GOAL
Images excluded, repeat each entry below exactly.

(Records from a collection of figures)
========

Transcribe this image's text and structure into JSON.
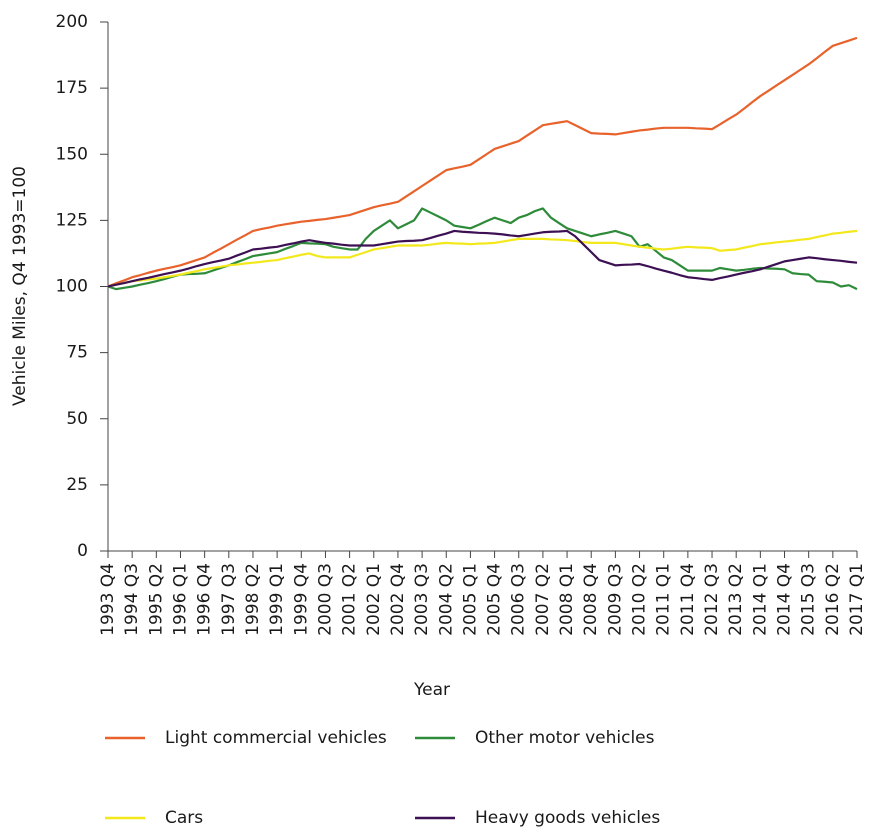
{
  "chart_data": {
    "type": "line",
    "y_label": "Vehicle Miles, Q4 1993=100",
    "x_label": "Year",
    "categories": [
      "1993 Q4",
      null,
      null,
      "1994 Q3",
      null,
      null,
      "1995 Q2",
      null,
      null,
      "1996 Q1",
      null,
      null,
      "1996 Q4",
      null,
      null,
      "1997 Q3",
      null,
      null,
      "1998 Q2",
      null,
      null,
      "1999 Q1",
      null,
      null,
      "1999 Q4",
      null,
      null,
      "2000 Q3",
      null,
      null,
      "2001 Q2",
      null,
      null,
      "2002 Q1",
      null,
      null,
      "2002 Q4",
      null,
      null,
      "2003 Q3",
      null,
      null,
      "2004 Q2",
      null,
      null,
      "2005 Q1",
      null,
      null,
      "2005 Q4",
      null,
      null,
      "2006 Q3",
      null,
      null,
      "2007 Q2",
      null,
      null,
      "2008 Q1",
      null,
      null,
      "2008 Q4",
      null,
      null,
      "2009 Q3",
      null,
      null,
      "2010 Q2",
      null,
      null,
      "2011 Q1",
      null,
      null,
      "2011 Q4",
      null,
      null,
      "2012 Q3",
      null,
      null,
      "2013 Q2",
      null,
      null,
      "2014 Q1",
      null,
      null,
      "2014 Q4",
      null,
      null,
      "2015 Q3",
      null,
      null,
      "2016 Q2",
      null,
      null,
      "2017 Q1"
    ],
    "series": [
      {
        "name": "Light commercial vehicles",
        "color": "#e8622c",
        "values": [
          100,
          101.2,
          102.3,
          103.5,
          104.3,
          105.2,
          106,
          106.7,
          107.3,
          108,
          109,
          110,
          111,
          112.7,
          114.3,
          116,
          117.7,
          119.3,
          121,
          121.7,
          122.3,
          123,
          123.5,
          124,
          124.5,
          124.8,
          125.2,
          125.5,
          126,
          126.5,
          127,
          128,
          129,
          130,
          130.7,
          131.3,
          132,
          134,
          136,
          138,
          140,
          142,
          144,
          144.7,
          145.3,
          146,
          148,
          150,
          152,
          153,
          154,
          155,
          157,
          159,
          161,
          161.5,
          162,
          162.5,
          161,
          159.5,
          158,
          157.8,
          157.7,
          157.5,
          158,
          158.5,
          159,
          159.3,
          159.7,
          160,
          160,
          160,
          160,
          159.8,
          159.7,
          159.5,
          161.3,
          163.2,
          165,
          167.3,
          169.7,
          172,
          174,
          176,
          178,
          180,
          182,
          184,
          186.3,
          188.7,
          191,
          192,
          193,
          194
        ]
      },
      {
        "name": "Other motor vehicles",
        "color": "#2e8b3a",
        "values": [
          100,
          99,
          99.5,
          100,
          100.7,
          101.3,
          102,
          102.8,
          103.7,
          104.5,
          104.7,
          104.8,
          105,
          106,
          107,
          108,
          109.2,
          110.3,
          111.5,
          112,
          112.5,
          113,
          114.2,
          115.3,
          116.5,
          116.3,
          116.2,
          116,
          115,
          114.5,
          114,
          114,
          118,
          121,
          123,
          125,
          122,
          123.5,
          125,
          129.5,
          128,
          126.5,
          125,
          123,
          122.5,
          122,
          123.3,
          124.7,
          126,
          125,
          124,
          126,
          127,
          128.5,
          129.5,
          126,
          124,
          122,
          121,
          120,
          119,
          119.7,
          120.3,
          121,
          120,
          119,
          115,
          116,
          113.5,
          111,
          110,
          108,
          106,
          106,
          106,
          106,
          107,
          106.5,
          106,
          106.3,
          106.7,
          107,
          106.8,
          106.7,
          106.5,
          105,
          104.7,
          104.5,
          102,
          101.8,
          101.5,
          100,
          100.5,
          99
        ]
      },
      {
        "name": "Cars",
        "color": "#f2e81c",
        "values": [
          100,
          100.7,
          101.3,
          102,
          102.3,
          102.7,
          103,
          103.5,
          104,
          104.5,
          105.2,
          105.8,
          106.5,
          107,
          107.5,
          108,
          108.3,
          108.7,
          109,
          109.3,
          109.7,
          110,
          110.7,
          111.3,
          112,
          112.5,
          111.5,
          111,
          111,
          111,
          111,
          112,
          113,
          114,
          114.5,
          115,
          115.5,
          115.5,
          115.5,
          115.5,
          115.8,
          116.2,
          116.5,
          116.3,
          116.2,
          116,
          116.2,
          116.3,
          116.5,
          117,
          117.5,
          118,
          118,
          118,
          118,
          117.8,
          117.7,
          117.5,
          117.2,
          116.8,
          116.5,
          116.5,
          116.5,
          116.5,
          116,
          115.5,
          115,
          114.7,
          114.3,
          114,
          114.3,
          114.7,
          115,
          114.8,
          114.7,
          114.5,
          113.5,
          113.8,
          114,
          114.7,
          115.3,
          116,
          116.3,
          116.7,
          117,
          117.3,
          117.7,
          118,
          118.7,
          119.3,
          120,
          120.3,
          120.7,
          121
        ]
      },
      {
        "name": "Heavy goods vehicles",
        "color": "#3c1053",
        "values": [
          100,
          100.7,
          101.3,
          102,
          102.7,
          103.3,
          104,
          104.7,
          105.3,
          106,
          106.8,
          107.7,
          108.5,
          109.2,
          109.8,
          110.5,
          111.7,
          112.8,
          114,
          114.3,
          114.7,
          115,
          115.7,
          116.3,
          117,
          117.5,
          117,
          116.5,
          116.2,
          115.8,
          115.5,
          115.5,
          115.5,
          115.5,
          116,
          116.5,
          117,
          117.2,
          117.3,
          117.5,
          118.3,
          119.2,
          120,
          121,
          120.7,
          120.5,
          120.3,
          120.2,
          120,
          119.7,
          119.3,
          119,
          119.5,
          120,
          120.5,
          120.7,
          120.8,
          121,
          119,
          116,
          113,
          110,
          109,
          108,
          108.2,
          108.3,
          108.5,
          107.7,
          106.8,
          106,
          105.2,
          104.3,
          103.5,
          103.2,
          102.8,
          102.5,
          103.2,
          103.8,
          104.5,
          105.2,
          105.8,
          106.5,
          107.5,
          108.5,
          109.5,
          110,
          110.5,
          111,
          110.7,
          110.3,
          110,
          109.7,
          109.3,
          109
        ]
      }
    ],
    "ylim": [
      0,
      200
    ],
    "yticks": [
      0,
      25,
      50,
      75,
      100,
      125,
      150,
      175,
      200
    ],
    "grid": false
  }
}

========

OUTPUT OF THE EXERCISE
Transcribe this image's text and structure into JSON.
{
  "chart_data": {
    "type": "line",
    "y_label": "Vehicle Miles, Q4 1993=100",
    "x_label": "Year",
    "categories": [
      "1993 Q4",
      null,
      null,
      "1994 Q3",
      null,
      null,
      "1995 Q2",
      null,
      null,
      "1996 Q1",
      null,
      null,
      "1996 Q4",
      null,
      null,
      "1997 Q3",
      null,
      null,
      "1998 Q2",
      null,
      null,
      "1999 Q1",
      null,
      null,
      "1999 Q4",
      null,
      null,
      "2000 Q3",
      null,
      null,
      "2001 Q2",
      null,
      null,
      "2002 Q1",
      null,
      null,
      "2002 Q4",
      null,
      null,
      "2003 Q3",
      null,
      null,
      "2004 Q2",
      null,
      null,
      "2005 Q1",
      null,
      null,
      "2005 Q4",
      null,
      null,
      "2006 Q3",
      null,
      null,
      "2007 Q2",
      null,
      null,
      "2008 Q1",
      null,
      null,
      "2008 Q4",
      null,
      null,
      "2009 Q3",
      null,
      null,
      "2010 Q2",
      null,
      null,
      "2011 Q1",
      null,
      null,
      "2011 Q4",
      null,
      null,
      "2012 Q3",
      null,
      null,
      "2013 Q2",
      null,
      null,
      "2014 Q1",
      null,
      null,
      "2014 Q4",
      null,
      null,
      "2015 Q3",
      null,
      null,
      "2016 Q2",
      null,
      null,
      "2017 Q1"
    ],
    "series": [
      {
        "name": "Light commercial vehicles",
        "color": "#e8622c",
        "values": [
          100,
          101.2,
          102.3,
          103.5,
          104.3,
          105.2,
          106,
          106.7,
          107.3,
          108,
          109,
          110,
          111,
          112.7,
          114.3,
          116,
          117.7,
          119.3,
          121,
          121.7,
          122.3,
          123,
          123.5,
          124,
          124.5,
          124.8,
          125.2,
          125.5,
          126,
          126.5,
          127,
          128,
          129,
          130,
          130.7,
          131.3,
          132,
          134,
          136,
          138,
          140,
          142,
          144,
          144.7,
          145.3,
          146,
          148,
          150,
          152,
          153,
          154,
          155,
          157,
          159,
          161,
          161.5,
          162,
          162.5,
          161,
          159.5,
          158,
          157.8,
          157.7,
          157.5,
          158,
          158.5,
          159,
          159.3,
          159.7,
          160,
          160,
          160,
          160,
          159.8,
          159.7,
          159.5,
          161.3,
          163.2,
          165,
          167.3,
          169.7,
          172,
          174,
          176,
          178,
          180,
          182,
          184,
          186.3,
          188.7,
          191,
          192,
          193,
          194
        ]
      },
      {
        "name": "Other motor vehicles",
        "color": "#2e8b3a",
        "values": [
          100,
          99,
          99.5,
          100,
          100.7,
          101.3,
          102,
          102.8,
          103.7,
          104.5,
          104.7,
          104.8,
          105,
          106,
          107,
          108,
          109.2,
          110.3,
          111.5,
          112,
          112.5,
          113,
          114.2,
          115.3,
          116.5,
          116.3,
          116.2,
          116,
          115,
          114.5,
          114,
          114,
          118,
          121,
          123,
          125,
          122,
          123.5,
          125,
          129.5,
          128,
          126.5,
          125,
          123,
          122.5,
          122,
          123.3,
          124.7,
          126,
          125,
          124,
          126,
          127,
          128.5,
          129.5,
          126,
          124,
          122,
          121,
          120,
          119,
          119.7,
          120.3,
          121,
          120,
          119,
          115,
          116,
          113.5,
          111,
          110,
          108,
          106,
          106,
          106,
          106,
          107,
          106.5,
          106,
          106.3,
          106.7,
          107,
          106.8,
          106.7,
          106.5,
          105,
          104.7,
          104.5,
          102,
          101.8,
          101.5,
          100,
          100.5,
          99
        ]
      },
      {
        "name": "Cars",
        "color": "#f2e81c",
        "values": [
          100,
          100.7,
          101.3,
          102,
          102.3,
          102.7,
          103,
          103.5,
          104,
          104.5,
          105.2,
          105.8,
          106.5,
          107,
          107.5,
          108,
          108.3,
          108.7,
          109,
          109.3,
          109.7,
          110,
          110.7,
          111.3,
          112,
          112.5,
          111.5,
          111,
          111,
          111,
          111,
          112,
          113,
          114,
          114.5,
          115,
          115.5,
          115.5,
          115.5,
          115.5,
          115.8,
          116.2,
          116.5,
          116.3,
          116.2,
          116,
          116.2,
          116.3,
          116.5,
          117,
          117.5,
          118,
          118,
          118,
          118,
          117.8,
          117.7,
          117.5,
          117.2,
          116.8,
          116.5,
          116.5,
          116.5,
          116.5,
          116,
          115.5,
          115,
          114.7,
          114.3,
          114,
          114.3,
          114.7,
          115,
          114.8,
          114.7,
          114.5,
          113.5,
          113.8,
          114,
          114.7,
          115.3,
          116,
          116.3,
          116.7,
          117,
          117.3,
          117.7,
          118,
          118.7,
          119.3,
          120,
          120.3,
          120.7,
          121
        ]
      },
      {
        "name": "Heavy goods vehicles",
        "color": "#3c1053",
        "values": [
          100,
          100.7,
          101.3,
          102,
          102.7,
          103.3,
          104,
          104.7,
          105.3,
          106,
          106.8,
          107.7,
          108.5,
          109.2,
          109.8,
          110.5,
          111.7,
          112.8,
          114,
          114.3,
          114.7,
          115,
          115.7,
          116.3,
          117,
          117.5,
          117,
          116.5,
          116.2,
          115.8,
          115.5,
          115.5,
          115.5,
          115.5,
          116,
          116.5,
          117,
          117.2,
          117.3,
          117.5,
          118.3,
          119.2,
          120,
          121,
          120.7,
          120.5,
          120.3,
          120.2,
          120,
          119.7,
          119.3,
          119,
          119.5,
          120,
          120.5,
          120.7,
          120.8,
          121,
          119,
          116,
          113,
          110,
          109,
          108,
          108.2,
          108.3,
          108.5,
          107.7,
          106.8,
          106,
          105.2,
          104.3,
          103.5,
          103.2,
          102.8,
          102.5,
          103.2,
          103.8,
          104.5,
          105.2,
          105.8,
          106.5,
          107.5,
          108.5,
          109.5,
          110,
          110.5,
          111,
          110.7,
          110.3,
          110,
          109.7,
          109.3,
          109
        ]
      }
    ],
    "ylim": [
      0,
      200
    ],
    "yticks": [
      0,
      25,
      50,
      75,
      100,
      125,
      150,
      175,
      200
    ],
    "grid": false
  }
}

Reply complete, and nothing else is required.